Return each line holding the string "УФСИН".
◇ ◇ ◇ ◇ ◇ ◇ ◇
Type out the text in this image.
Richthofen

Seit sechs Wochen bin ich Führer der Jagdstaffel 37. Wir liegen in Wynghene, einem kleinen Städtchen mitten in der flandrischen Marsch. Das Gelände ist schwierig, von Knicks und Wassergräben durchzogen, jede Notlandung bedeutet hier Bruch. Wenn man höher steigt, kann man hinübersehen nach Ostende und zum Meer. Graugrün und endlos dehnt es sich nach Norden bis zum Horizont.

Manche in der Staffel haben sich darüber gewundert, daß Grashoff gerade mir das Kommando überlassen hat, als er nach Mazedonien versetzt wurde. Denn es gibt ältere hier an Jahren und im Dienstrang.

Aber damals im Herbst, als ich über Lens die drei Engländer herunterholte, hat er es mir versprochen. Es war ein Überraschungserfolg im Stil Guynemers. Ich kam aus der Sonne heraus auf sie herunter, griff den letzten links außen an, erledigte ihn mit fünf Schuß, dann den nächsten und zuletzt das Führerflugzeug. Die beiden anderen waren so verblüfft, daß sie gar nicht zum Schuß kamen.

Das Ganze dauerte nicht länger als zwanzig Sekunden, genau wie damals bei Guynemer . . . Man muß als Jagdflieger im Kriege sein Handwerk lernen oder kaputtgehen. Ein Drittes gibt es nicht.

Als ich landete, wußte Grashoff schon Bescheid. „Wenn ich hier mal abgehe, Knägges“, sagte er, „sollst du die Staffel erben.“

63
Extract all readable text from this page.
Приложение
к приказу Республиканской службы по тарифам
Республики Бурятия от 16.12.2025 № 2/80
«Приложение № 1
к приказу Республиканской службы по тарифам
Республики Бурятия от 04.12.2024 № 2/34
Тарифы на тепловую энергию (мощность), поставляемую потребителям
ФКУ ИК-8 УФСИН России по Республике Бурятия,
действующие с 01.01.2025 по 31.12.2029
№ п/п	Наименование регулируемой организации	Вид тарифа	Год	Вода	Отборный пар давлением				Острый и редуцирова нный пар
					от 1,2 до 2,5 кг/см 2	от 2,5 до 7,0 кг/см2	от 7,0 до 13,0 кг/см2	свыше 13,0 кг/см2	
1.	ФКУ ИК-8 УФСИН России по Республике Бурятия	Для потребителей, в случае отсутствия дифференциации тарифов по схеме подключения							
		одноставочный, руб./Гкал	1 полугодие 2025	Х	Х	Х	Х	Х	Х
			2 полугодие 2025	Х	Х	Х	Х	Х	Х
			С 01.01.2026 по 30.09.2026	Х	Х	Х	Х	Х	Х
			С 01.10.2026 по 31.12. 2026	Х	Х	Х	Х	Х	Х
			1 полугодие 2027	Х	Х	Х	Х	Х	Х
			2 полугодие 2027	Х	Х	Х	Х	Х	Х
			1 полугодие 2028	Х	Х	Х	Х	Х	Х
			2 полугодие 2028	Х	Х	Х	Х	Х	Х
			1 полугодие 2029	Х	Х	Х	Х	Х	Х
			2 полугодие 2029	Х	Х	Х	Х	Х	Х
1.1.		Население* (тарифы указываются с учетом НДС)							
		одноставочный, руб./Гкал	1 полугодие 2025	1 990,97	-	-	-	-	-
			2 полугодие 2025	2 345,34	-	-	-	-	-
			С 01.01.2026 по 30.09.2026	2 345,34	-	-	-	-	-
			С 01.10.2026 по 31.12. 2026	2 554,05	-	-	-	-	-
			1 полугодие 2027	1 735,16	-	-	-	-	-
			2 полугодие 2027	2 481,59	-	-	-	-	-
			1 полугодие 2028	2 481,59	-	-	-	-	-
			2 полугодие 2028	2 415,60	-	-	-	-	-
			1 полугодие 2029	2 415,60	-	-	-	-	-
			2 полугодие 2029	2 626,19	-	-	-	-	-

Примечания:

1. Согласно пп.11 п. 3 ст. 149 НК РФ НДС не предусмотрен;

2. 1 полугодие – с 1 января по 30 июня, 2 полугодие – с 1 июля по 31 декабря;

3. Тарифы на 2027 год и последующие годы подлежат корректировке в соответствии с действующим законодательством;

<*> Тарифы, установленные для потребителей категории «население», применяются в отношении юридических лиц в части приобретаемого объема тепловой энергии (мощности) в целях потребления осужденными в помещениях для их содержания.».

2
◇ ◇ ◇ ◇ ◇ ◇ ◇
[Response to this exercise]
ФКУ ИК-8 УФСИН России по Республике Бурятия,
1.	ФКУ ИК-8 УФСИН России по Республике Бурятия	Для потребителей, в случае отсутствия дифференциации тарифов по схеме подключения							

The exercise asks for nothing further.